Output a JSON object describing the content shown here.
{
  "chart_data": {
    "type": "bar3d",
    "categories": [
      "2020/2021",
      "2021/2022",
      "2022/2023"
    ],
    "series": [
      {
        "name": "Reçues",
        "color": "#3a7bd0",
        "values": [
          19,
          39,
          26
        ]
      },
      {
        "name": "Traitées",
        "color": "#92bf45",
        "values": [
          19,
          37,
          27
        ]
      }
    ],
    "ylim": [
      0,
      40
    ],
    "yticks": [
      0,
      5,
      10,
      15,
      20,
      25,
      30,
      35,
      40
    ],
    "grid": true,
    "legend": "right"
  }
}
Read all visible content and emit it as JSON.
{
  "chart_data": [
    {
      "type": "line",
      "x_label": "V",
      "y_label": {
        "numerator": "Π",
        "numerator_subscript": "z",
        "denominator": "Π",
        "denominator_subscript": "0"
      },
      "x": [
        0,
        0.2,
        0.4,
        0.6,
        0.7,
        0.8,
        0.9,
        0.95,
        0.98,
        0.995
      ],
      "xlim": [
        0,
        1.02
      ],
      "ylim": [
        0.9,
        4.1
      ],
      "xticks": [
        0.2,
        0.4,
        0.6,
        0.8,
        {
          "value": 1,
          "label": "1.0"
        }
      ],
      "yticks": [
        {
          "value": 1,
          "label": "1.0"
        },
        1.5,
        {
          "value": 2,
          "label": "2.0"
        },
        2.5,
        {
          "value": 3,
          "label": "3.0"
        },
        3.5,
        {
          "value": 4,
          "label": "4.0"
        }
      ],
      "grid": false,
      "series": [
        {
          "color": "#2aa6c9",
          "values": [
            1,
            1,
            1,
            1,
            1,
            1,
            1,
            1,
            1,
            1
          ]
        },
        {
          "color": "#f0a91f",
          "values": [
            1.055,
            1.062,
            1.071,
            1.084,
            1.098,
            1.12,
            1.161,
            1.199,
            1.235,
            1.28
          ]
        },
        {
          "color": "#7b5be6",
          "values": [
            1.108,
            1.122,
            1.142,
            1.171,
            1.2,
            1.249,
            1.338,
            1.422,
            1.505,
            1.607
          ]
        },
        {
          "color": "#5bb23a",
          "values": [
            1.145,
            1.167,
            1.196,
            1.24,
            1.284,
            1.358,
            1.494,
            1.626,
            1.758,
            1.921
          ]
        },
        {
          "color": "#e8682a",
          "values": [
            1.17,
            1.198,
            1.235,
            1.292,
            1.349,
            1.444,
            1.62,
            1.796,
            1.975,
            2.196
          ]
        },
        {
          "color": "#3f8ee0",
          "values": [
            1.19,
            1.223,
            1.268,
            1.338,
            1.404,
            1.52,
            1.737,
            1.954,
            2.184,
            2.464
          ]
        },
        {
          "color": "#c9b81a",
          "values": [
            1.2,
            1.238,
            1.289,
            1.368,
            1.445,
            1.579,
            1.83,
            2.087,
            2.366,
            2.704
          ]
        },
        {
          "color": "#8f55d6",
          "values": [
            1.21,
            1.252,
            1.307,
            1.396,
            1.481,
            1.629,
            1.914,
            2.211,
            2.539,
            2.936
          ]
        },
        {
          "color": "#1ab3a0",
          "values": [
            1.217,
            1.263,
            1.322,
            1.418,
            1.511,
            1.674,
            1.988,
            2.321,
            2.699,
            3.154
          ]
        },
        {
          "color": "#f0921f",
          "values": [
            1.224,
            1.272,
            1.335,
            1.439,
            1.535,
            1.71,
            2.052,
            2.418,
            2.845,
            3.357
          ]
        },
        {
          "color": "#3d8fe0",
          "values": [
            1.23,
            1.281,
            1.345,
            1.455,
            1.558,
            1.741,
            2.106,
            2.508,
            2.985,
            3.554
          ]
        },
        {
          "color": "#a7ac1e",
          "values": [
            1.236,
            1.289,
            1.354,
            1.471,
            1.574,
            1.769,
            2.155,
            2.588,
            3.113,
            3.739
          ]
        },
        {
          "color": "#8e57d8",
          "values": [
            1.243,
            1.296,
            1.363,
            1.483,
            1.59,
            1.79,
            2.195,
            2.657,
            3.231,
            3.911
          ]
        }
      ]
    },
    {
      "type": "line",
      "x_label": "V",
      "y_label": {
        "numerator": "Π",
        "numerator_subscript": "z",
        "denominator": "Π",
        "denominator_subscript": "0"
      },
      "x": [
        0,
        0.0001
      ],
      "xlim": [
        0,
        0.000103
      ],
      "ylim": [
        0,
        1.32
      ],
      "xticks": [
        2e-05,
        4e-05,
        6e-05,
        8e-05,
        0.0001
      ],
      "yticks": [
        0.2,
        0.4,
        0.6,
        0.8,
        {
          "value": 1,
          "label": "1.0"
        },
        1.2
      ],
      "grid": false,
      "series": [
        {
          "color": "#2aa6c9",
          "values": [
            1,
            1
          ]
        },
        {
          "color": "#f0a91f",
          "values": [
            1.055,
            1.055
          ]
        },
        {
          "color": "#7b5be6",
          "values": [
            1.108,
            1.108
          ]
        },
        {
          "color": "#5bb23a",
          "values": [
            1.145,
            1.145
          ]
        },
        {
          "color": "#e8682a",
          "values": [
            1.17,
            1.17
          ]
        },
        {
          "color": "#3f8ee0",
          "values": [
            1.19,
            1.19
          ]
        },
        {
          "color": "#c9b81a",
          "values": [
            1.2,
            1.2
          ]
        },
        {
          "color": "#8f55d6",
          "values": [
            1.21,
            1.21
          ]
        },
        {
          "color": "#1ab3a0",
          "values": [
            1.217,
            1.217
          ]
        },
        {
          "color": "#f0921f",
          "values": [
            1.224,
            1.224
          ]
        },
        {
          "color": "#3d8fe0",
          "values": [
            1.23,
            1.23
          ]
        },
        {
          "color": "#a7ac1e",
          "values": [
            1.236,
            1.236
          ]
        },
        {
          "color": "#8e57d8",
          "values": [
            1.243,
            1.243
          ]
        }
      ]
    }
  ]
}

*EXERCISE DIRECTIONS*
Quote all the records exactly, please, leaving none out.

*THE SOLUTION*
Output a JSON object describing the content shown here.
{
  "chart_data": {
    "type": "bar3d",
    "categories": [
      "2020/2021",
      "2021/2022",
      "2022/2023"
    ],
    "series": [
      {
        "name": "Reçues",
        "color": "#3a7bd0",
        "values": [
          19,
          39,
          26
        ]
      },
      {
        "name": "Traitées",
        "color": "#92bf45",
        "values": [
          19,
          37,
          27
        ]
      }
    ],
    "ylim": [
      0,
      40
    ],
    "yticks": [
      0,
      5,
      10,
      15,
      20,
      25,
      30,
      35,
      40
    ],
    "grid": true,
    "legend": "right"
  }
}
Read all visible content and emit it as JSON.
{
  "chart_data": [
    {
      "type": "line",
      "x_label": "V",
      "y_label": {
        "numerator": "Π",
        "numerator_subscript": "z",
        "denominator": "Π",
        "denominator_subscript": "0"
      },
      "x": [
        0,
        0.2,
        0.4,
        0.6,
        0.7,
        0.8,
        0.9,
        0.95,
        0.98,
        0.995
      ],
      "xlim": [
        0,
        1.02
      ],
      "ylim": [
        0.9,
        4.1
      ],
      "xticks": [
        0.2,
        0.4,
        0.6,
        0.8,
        {
          "value": 1,
          "label": "1.0"
        }
      ],
      "yticks": [
        {
          "value": 1,
          "label": "1.0"
        },
        1.5,
        {
          "value": 2,
          "label": "2.0"
        },
        2.5,
        {
          "value": 3,
          "label": "3.0"
        },
        3.5,
        {
          "value": 4,
          "label": "4.0"
        }
      ],
      "grid": false,
      "series": [
        {
          "color": "#2aa6c9",
          "values": [
            1,
            1,
            1,
            1,
            1,
            1,
            1,
            1,
            1,
            1
          ]
        },
        {
          "color": "#f0a91f",
          "values": [
            1.055,
            1.062,
            1.071,
            1.084,
            1.098,
            1.12,
            1.161,
            1.199,
            1.235,
            1.28
          ]
        },
        {
          "color": "#7b5be6",
          "values": [
            1.108,
            1.122,
            1.142,
            1.171,
            1.2,
            1.249,
            1.338,
            1.422,
            1.505,
            1.607
          ]
        },
        {
          "color": "#5bb23a",
          "values": [
            1.145,
            1.167,
            1.196,
            1.24,
            1.284,
            1.358,
            1.494,
            1.626,
            1.758,
            1.921
          ]
        },
        {
          "color": "#e8682a",
          "values": [
            1.17,
            1.198,
            1.235,
            1.292,
            1.349,
            1.444,
            1.62,
            1.796,
            1.975,
            2.196
          ]
        },
        {
          "color": "#3f8ee0",
          "values": [
            1.19,
            1.223,
            1.268,
            1.338,
            1.404,
            1.52,
            1.737,
            1.954,
            2.184,
            2.464
          ]
        },
        {
          "color": "#c9b81a",
          "values": [
            1.2,
            1.238,
            1.289,
            1.368,
            1.445,
            1.579,
            1.83,
            2.087,
            2.366,
            2.704
          ]
        },
        {
          "color": "#8f55d6",
          "values": [
            1.21,
            1.252,
            1.307,
            1.396,
            1.481,
            1.629,
            1.914,
            2.211,
            2.539,
            2.936
          ]
        },
        {
          "color": "#1ab3a0",
          "values": [
            1.217,
            1.263,
            1.322,
            1.418,
            1.511,
            1.674,
            1.988,
            2.321,
            2.699,
            3.154
          ]
        },
        {
          "color": "#f0921f",
          "values": [
            1.224,
            1.272,
            1.335,
            1.439,
            1.535,
            1.71,
            2.052,
            2.418,
            2.845,
            3.357
          ]
        },
        {
          "color": "#3d8fe0",
          "values": [
            1.23,
            1.281,
            1.345,
            1.455,
            1.558,
            1.741,
            2.106,
            2.508,
            2.985,
            3.554
          ]
        },
        {
          "color": "#a7ac1e",
          "values": [
            1.236,
            1.289,
            1.354,
            1.471,
            1.574,
            1.769,
            2.155,
            2.588,
            3.113,
            3.739
          ]
        },
        {
          "color": "#8e57d8",
          "values": [
            1.243,
            1.296,
            1.363,
            1.483,
            1.59,
            1.79,
            2.195,
            2.657,
            3.231,
            3.911
          ]
        }
      ]
    },
    {
      "type": "line",
      "x_label": "V",
      "y_label": {
        "numerator": "Π",
        "numerator_subscript": "z",
        "denominator": "Π",
        "denominator_subscript": "0"
      },
      "x": [
        0,
        0.0001
      ],
      "xlim": [
        0,
        0.000103
      ],
      "ylim": [
        0,
        1.32
      ],
      "xticks": [
        2e-05,
        4e-05,
        6e-05,
        8e-05,
        0.0001
      ],
      "yticks": [
        0.2,
        0.4,
        0.6,
        0.8,
        {
          "value": 1,
          "label": "1.0"
        },
        1.2
      ],
      "grid": false,
      "series": [
        {
          "color": "#2aa6c9",
          "values": [
            1,
            1
          ]
        },
        {
          "color": "#f0a91f",
          "values": [
            1.055,
            1.055
          ]
        },
        {
          "color": "#7b5be6",
          "values": [
            1.108,
            1.108
          ]
        },
        {
          "color": "#5bb23a",
          "values": [
            1.145,
            1.145
          ]
        },
        {
          "color": "#e8682a",
          "values": [
            1.17,
            1.17
          ]
        },
        {
          "color": "#3f8ee0",
          "values": [
            1.19,
            1.19
          ]
        },
        {
          "color": "#c9b81a",
          "values": [
            1.2,
            1.2
          ]
        },
        {
          "color": "#8f55d6",
          "values": [
            1.21,
            1.21
          ]
        },
        {
          "color": "#1ab3a0",
          "values": [
            1.217,
            1.217
          ]
        },
        {
          "color": "#f0921f",
          "values": [
            1.224,
            1.224
          ]
        },
        {
          "color": "#3d8fe0",
          "values": [
            1.23,
            1.23
          ]
        },
        {
          "color": "#a7ac1e",
          "values": [
            1.236,
            1.236
          ]
        },
        {
          "color": "#8e57d8",
          "values": [
            1.243,
            1.243
          ]
        }
      ]
    }
  ]
}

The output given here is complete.